* [Your instructions]
Please repeat all of the listing exactly.

* [Task input]
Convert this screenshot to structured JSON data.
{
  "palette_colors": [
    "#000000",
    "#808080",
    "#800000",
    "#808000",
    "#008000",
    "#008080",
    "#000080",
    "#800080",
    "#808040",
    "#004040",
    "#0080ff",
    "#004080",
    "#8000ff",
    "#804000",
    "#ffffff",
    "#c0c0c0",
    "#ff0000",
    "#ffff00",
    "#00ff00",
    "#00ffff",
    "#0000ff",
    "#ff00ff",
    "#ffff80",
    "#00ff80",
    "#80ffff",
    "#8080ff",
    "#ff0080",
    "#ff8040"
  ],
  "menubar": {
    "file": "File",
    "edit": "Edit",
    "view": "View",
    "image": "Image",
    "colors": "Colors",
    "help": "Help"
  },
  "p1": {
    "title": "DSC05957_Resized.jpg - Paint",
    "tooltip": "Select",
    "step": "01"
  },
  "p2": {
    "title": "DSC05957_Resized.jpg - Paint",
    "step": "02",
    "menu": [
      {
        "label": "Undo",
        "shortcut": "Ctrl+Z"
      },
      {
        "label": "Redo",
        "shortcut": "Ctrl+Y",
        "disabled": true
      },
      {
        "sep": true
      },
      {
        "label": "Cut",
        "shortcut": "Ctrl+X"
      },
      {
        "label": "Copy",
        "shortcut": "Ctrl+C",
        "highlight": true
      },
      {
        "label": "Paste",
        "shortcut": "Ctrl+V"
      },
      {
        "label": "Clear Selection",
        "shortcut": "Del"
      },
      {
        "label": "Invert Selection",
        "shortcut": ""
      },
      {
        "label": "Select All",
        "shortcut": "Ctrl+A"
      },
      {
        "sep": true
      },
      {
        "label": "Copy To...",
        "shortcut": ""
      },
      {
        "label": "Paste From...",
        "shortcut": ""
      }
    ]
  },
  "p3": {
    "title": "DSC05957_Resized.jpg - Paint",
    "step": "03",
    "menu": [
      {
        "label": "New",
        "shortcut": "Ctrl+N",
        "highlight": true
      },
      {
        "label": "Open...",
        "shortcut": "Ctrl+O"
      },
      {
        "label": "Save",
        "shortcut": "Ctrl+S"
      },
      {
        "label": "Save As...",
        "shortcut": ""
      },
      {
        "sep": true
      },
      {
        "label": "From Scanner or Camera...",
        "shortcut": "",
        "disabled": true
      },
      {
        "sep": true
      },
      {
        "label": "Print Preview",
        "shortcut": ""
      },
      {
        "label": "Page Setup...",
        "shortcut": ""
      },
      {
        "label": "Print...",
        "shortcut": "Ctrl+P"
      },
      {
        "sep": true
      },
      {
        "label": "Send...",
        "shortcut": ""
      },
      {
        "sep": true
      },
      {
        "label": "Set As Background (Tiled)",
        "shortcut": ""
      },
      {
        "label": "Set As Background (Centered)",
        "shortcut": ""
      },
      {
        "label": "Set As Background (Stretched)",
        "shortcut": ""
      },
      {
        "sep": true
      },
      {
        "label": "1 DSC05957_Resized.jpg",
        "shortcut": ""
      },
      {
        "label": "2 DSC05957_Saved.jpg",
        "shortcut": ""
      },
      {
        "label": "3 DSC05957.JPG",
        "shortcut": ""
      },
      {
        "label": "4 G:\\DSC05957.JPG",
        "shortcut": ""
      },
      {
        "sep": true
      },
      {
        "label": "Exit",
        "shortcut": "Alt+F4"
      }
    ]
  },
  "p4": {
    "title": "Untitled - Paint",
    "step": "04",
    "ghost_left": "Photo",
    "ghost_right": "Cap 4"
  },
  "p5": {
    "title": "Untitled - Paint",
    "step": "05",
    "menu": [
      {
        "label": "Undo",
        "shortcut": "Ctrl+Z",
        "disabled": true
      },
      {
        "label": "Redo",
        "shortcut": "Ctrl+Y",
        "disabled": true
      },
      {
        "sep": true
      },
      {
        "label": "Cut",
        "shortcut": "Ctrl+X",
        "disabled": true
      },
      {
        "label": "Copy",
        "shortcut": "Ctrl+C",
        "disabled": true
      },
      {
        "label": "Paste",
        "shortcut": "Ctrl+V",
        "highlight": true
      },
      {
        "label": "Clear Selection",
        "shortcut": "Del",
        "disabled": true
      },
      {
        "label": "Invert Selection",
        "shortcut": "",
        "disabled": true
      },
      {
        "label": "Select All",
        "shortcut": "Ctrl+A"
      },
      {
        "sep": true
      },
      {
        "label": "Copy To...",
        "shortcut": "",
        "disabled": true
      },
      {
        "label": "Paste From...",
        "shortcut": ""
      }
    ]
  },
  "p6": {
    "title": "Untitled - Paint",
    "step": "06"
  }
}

* [Answer to this problem]
Convert this screenshot to structured JSON data.
{
  "palette_colors": [
    "#000000",
    "#808080",
    "#800000",
    "#808000",
    "#008000",
    "#008080",
    "#000080",
    "#800080",
    "#808040",
    "#004040",
    "#0080ff",
    "#004080",
    "#8000ff",
    "#804000",
    "#ffffff",
    "#c0c0c0",
    "#ff0000",
    "#ffff00",
    "#00ff00",
    "#00ffff",
    "#0000ff",
    "#ff00ff",
    "#ffff80",
    "#00ff80",
    "#80ffff",
    "#8080ff",
    "#ff0080",
    "#ff8040"
  ],
  "menubar": {
    "file": "File",
    "edit": "Edit",
    "view": "View",
    "image": "Image",
    "colors": "Colors",
    "help": "Help"
  },
  "p1": {
    "title": "DSC05957_Resized.jpg - Paint",
    "tooltip": "Select",
    "step": "01"
  },
  "p2": {
    "title": "DSC05957_Resized.jpg - Paint",
    "step": "02",
    "menu": [
      {
        "label": "Undo",
        "shortcut": "Ctrl+Z"
      },
      {
        "label": "Redo",
        "shortcut": "Ctrl+Y",
        "disabled": true
      },
      {
        "sep": true
      },
      {
        "label": "Cut",
        "shortcut": "Ctrl+X"
      },
      {
        "label": "Copy",
        "shortcut": "Ctrl+C",
        "highlight": true
      },
      {
        "label": "Paste",
        "shortcut": "Ctrl+V"
      },
      {
        "label": "Clear Selection",
        "shortcut": "Del"
      },
      {
        "label": "Invert Selection",
        "shortcut": ""
      },
      {
        "label": "Select All",
        "shortcut": "Ctrl+A"
      },
      {
        "sep": true
      },
      {
        "label": "Copy To...",
        "shortcut": ""
      },
      {
        "label": "Paste From...",
        "shortcut": ""
      }
    ]
  },
  "p3": {
    "title": "DSC05957_Resized.jpg - Paint",
    "step": "03",
    "menu": [
      {
        "label": "New",
        "shortcut": "Ctrl+N",
        "highlight": true
      },
      {
        "label": "Open...",
        "shortcut": "Ctrl+O"
      },
      {
        "label": "Save",
        "shortcut": "Ctrl+S"
      },
      {
        "label": "Save As...",
        "shortcut": ""
      },
      {
        "sep": true
      },
      {
        "label": "From Scanner or Camera...",
        "shortcut": "",
        "disabled": true
      },
      {
        "sep": true
      },
      {
        "label": "Print Preview",
        "shortcut": ""
      },
      {
        "label": "Page Setup...",
        "shortcut": ""
      },
      {
        "label": "Print...",
        "shortcut": "Ctrl+P"
      },
      {
        "sep": true
      },
      {
        "label": "Send...",
        "shortcut": ""
      },
      {
        "sep": true
      },
      {
        "label": "Set As Background (Tiled)",
        "shortcut": ""
      },
      {
        "label": "Set As Background (Centered)",
        "shortcut": ""
      },
      {
        "label": "Set As Background (Stretched)",
        "shortcut": ""
      },
      {
        "sep": true
      },
      {
        "label": "1 DSC05957_Resized.jpg",
        "shortcut": ""
      },
      {
        "label": "2 DSC05957_Saved.jpg",
        "shortcut": ""
      },
      {
        "label": "3 DSC05957.JPG",
        "shortcut": ""
      },
      {
        "label": "4 G:\\DSC05957.JPG",
        "shortcut": ""
      },
      {
        "sep": true
      },
      {
        "label": "Exit",
        "shortcut": "Alt+F4"
      }
    ]
  },
  "p4": {
    "title": "Untitled - Paint",
    "step": "04",
    "ghost_left": "Photo",
    "ghost_right": "Cap 4"
  },
  "p5": {
    "title": "Untitled - Paint",
    "step": "05",
    "menu": [
      {
        "label": "Undo",
        "shortcut": "Ctrl+Z",
        "disabled": true
      },
      {
        "label": "Redo",
        "shortcut": "Ctrl+Y",
        "disabled": true
      },
      {
        "sep": true
      },
      {
        "label": "Cut",
        "shortcut": "Ctrl+X",
        "disabled": true
      },
      {
        "label": "Copy",
        "shortcut": "Ctrl+C",
        "disabled": true
      },
      {
        "label": "Paste",
        "shortcut": "Ctrl+V",
        "highlight": true
      },
      {
        "label": "Clear Selection",
        "shortcut": "Del",
        "disabled": true
      },
      {
        "label": "Invert Selection",
        "shortcut": "",
        "disabled": true
      },
      {
        "label": "Select All",
        "shortcut": "Ctrl+A"
      },
      {
        "sep": true
      },
      {
        "label": "Copy To...",
        "shortcut": "",
        "disabled": true
      },
      {
        "label": "Paste From...",
        "shortcut": ""
      }
    ]
  },
  "p6": {
    "title": "Untitled - Paint",
    "step": "06"
  }
}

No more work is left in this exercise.